> Do this: Reproduce each line exactly, including spacing and punctuation.
** Start **
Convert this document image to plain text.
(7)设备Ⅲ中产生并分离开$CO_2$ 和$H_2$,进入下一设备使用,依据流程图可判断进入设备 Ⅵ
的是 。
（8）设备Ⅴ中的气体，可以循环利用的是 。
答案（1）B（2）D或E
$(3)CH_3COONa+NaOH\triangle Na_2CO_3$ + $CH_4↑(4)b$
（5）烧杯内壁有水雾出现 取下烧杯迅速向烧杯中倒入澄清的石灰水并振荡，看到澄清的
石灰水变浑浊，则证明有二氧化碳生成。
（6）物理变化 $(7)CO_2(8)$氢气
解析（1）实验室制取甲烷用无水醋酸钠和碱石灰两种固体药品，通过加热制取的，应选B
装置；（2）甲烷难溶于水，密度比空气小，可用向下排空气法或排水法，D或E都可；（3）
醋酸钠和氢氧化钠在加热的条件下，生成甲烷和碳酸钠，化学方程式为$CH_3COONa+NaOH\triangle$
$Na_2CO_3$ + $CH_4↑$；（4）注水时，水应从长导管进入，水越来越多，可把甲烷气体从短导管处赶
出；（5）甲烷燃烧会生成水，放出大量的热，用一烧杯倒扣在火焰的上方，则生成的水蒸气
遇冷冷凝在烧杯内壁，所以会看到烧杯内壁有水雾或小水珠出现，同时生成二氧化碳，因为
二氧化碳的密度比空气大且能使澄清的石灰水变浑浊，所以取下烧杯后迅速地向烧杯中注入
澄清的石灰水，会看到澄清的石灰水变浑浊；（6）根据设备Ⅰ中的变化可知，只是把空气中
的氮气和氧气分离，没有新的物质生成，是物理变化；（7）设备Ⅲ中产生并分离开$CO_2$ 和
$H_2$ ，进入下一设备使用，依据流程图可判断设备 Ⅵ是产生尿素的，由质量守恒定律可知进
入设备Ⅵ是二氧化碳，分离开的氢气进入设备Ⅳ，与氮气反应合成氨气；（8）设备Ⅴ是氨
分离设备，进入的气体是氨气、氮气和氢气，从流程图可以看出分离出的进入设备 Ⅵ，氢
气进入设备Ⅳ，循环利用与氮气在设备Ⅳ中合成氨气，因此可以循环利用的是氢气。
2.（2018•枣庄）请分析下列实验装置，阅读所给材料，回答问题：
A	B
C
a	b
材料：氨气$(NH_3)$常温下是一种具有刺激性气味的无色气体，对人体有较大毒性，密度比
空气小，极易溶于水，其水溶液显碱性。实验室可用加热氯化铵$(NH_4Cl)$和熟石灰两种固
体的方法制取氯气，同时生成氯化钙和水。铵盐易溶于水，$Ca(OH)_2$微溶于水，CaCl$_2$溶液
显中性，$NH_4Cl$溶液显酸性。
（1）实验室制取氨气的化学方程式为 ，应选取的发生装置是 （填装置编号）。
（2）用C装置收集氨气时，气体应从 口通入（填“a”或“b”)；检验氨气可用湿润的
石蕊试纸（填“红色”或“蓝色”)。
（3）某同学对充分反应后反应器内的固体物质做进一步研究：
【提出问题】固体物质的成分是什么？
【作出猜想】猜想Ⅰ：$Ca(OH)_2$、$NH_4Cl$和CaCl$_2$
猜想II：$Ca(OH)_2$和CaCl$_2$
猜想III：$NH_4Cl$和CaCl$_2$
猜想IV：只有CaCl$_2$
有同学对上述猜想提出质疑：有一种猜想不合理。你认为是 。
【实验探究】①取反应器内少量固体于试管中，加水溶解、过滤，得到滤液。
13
** End **
> Output of the task:
Convert this document image to plain text.
(7)设备Ⅲ中产生并分离开$CO_2$ 和$H_2$,进入下一设备使用,依据流程图可判断进入设备 Ⅵ
的是 。
（8）设备Ⅴ中的气体，可以循环利用的是 。
答案（1）B（2）D或E
$(3)CH_3COONa+NaOH\triangle Na_2CO_3$ + $CH_4↑(4)b$
（5）烧杯内壁有水雾出现 取下烧杯迅速向烧杯中倒入澄清的石灰水并振荡，看到澄清的
石灰水变浑浊，则证明有二氧化碳生成。
（6）物理变化 $(7)CO_2(8)$氢气
解析（1）实验室制取甲烷用无水醋酸钠和碱石灰两种固体药品，通过加热制取的，应选B
装置；（2）甲烷难溶于水，密度比空气小，可用向下排空气法或排水法，D或E都可；（3）
醋酸钠和氢氧化钠在加热的条件下，生成甲烷和碳酸钠，化学方程式为$CH_3COONa+NaOH\triangle$
$Na_2CO_3$ + $CH_4↑$；（4）注水时，水应从长导管进入，水越来越多，可把甲烷气体从短导管处赶
出；（5）甲烷燃烧会生成水，放出大量的热，用一烧杯倒扣在火焰的上方，则生成的水蒸气
遇冷冷凝在烧杯内壁，所以会看到烧杯内壁有水雾或小水珠出现，同时生成二氧化碳，因为
二氧化碳的密度比空气大且能使澄清的石灰水变浑浊，所以取下烧杯后迅速地向烧杯中注入
澄清的石灰水，会看到澄清的石灰水变浑浊；（6）根据设备Ⅰ中的变化可知，只是把空气中
的氮气和氧气分离，没有新的物质生成，是物理变化；（7）设备Ⅲ中产生并分离开$CO_2$ 和
$H_2$ ，进入下一设备使用，依据流程图可判断设备 Ⅵ是产生尿素的，由质量守恒定律可知进
入设备Ⅵ是二氧化碳，分离开的氢气进入设备Ⅳ，与氮气反应合成氨气；（8）设备Ⅴ是氨
分离设备，进入的气体是氨气、氮气和氢气，从流程图可以看出分离出的进入设备 Ⅵ，氢
气进入设备Ⅳ，循环利用与氮气在设备Ⅳ中合成氨气，因此可以循环利用的是氢气。
2.（2018•枣庄）请分析下列实验装置，阅读所给材料，回答问题：
A	B
C
a	b
材料：氨气$(NH_3)$常温下是一种具有刺激性气味的无色气体，对人体有较大毒性，密度比
空气小，极易溶于水，其水溶液显碱性。实验室可用加热氯化铵$(NH_4Cl)$和熟石灰两种固
体的方法制取氯气，同时生成氯化钙和水。铵盐易溶于水，$Ca(OH)_2$微溶于水，CaCl$_2$溶液
显中性，$NH_4Cl$溶液显酸性。
（1）实验室制取氨气的化学方程式为 ，应选取的发生装置是 （填装置编号）。
（2）用C装置收集氨气时，气体应从 口通入（填“a”或“b”)；检验氨气可用湿润的
石蕊试纸（填“红色”或“蓝色”)。
（3）某同学对充分反应后反应器内的固体物质做进一步研究：
【提出问题】固体物质的成分是什么？
【作出猜想】猜想Ⅰ：$Ca(OH)_2$、$NH_4Cl$和CaCl$_2$
猜想II：$Ca(OH)_2$和CaCl$_2$
猜想III：$NH_4Cl$和CaCl$_2$
猜想IV：只有CaCl$_2$
有同学对上述猜想提出质疑：有一种猜想不合理。你认为是 。
【实验探究】①取反应器内少量固体于试管中，加水溶解、过滤，得到滤液。
13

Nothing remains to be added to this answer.